PROBLEM TO SOLVE: Quote the entries that follow exactly, leaving none out.

Items from a figure collection:

* * * * * * * * *

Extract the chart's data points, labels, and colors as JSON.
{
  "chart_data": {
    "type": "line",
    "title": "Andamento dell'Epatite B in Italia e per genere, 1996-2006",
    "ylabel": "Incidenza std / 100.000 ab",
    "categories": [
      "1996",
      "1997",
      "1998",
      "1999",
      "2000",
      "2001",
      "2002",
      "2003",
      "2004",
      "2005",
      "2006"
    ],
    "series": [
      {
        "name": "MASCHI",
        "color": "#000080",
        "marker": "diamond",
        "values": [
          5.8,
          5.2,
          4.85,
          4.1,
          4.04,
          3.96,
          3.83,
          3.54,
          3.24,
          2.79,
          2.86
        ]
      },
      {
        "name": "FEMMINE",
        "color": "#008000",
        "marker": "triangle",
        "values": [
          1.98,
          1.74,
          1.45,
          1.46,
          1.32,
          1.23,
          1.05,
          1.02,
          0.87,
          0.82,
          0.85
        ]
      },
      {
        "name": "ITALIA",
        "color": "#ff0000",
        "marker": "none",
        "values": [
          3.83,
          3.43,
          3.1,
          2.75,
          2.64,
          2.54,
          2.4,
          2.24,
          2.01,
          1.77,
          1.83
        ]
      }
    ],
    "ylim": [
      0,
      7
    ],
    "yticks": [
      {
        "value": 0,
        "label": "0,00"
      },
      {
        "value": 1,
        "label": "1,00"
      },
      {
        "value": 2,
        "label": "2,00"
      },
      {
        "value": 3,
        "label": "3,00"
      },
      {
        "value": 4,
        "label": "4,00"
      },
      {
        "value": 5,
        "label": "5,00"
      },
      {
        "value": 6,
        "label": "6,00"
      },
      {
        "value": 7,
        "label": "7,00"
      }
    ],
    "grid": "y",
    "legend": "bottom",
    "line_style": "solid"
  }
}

* * * * * * * * *

OUTPUT FOR THIS TASK:
Extract the chart's data points, labels, and colors as JSON.
{
  "chart_data": {
    "type": "line",
    "title": "Andamento dell'Epatite B in Italia e per genere, 1996-2006",
    "ylabel": "Incidenza std / 100.000 ab",
    "categories": [
      "1996",
      "1997",
      "1998",
      "1999",
      "2000",
      "2001",
      "2002",
      "2003",
      "2004",
      "2005",
      "2006"
    ],
    "series": [
      {
        "name": "MASCHI",
        "color": "#000080",
        "marker": "diamond",
        "values": [
          5.8,
          5.2,
          4.85,
          4.1,
          4.04,
          3.96,
          3.83,
          3.54,
          3.24,
          2.79,
          2.86
        ]
      },
      {
        "name": "FEMMINE",
        "color": "#008000",
        "marker": "triangle",
        "values": [
          1.98,
          1.74,
          1.45,
          1.46,
          1.32,
          1.23,
          1.05,
          1.02,
          0.87,
          0.82,
          0.85
        ]
      },
      {
        "name": "ITALIA",
        "color": "#ff0000",
        "marker": "none",
        "values": [
          3.83,
          3.43,
          3.1,
          2.75,
          2.64,
          2.54,
          2.4,
          2.24,
          2.01,
          1.77,
          1.83
        ]
      }
    ],
    "ylim": [
      0,
      7
    ],
    "yticks": [
      {
        "value": 0,
        "label": "0,00"
      },
      {
        "value": 1,
        "label": "1,00"
      },
      {
        "value": 2,
        "label": "2,00"
      },
      {
        "value": 3,
        "label": "3,00"
      },
      {
        "value": 4,
        "label": "4,00"
      },
      {
        "value": 5,
        "label": "5,00"
      },
      {
        "value": 6,
        "label": "6,00"
      },
      {
        "value": 7,
        "label": "7,00"
      }
    ],
    "grid": "y",
    "legend": "bottom",
    "line_style": "solid"
  }
}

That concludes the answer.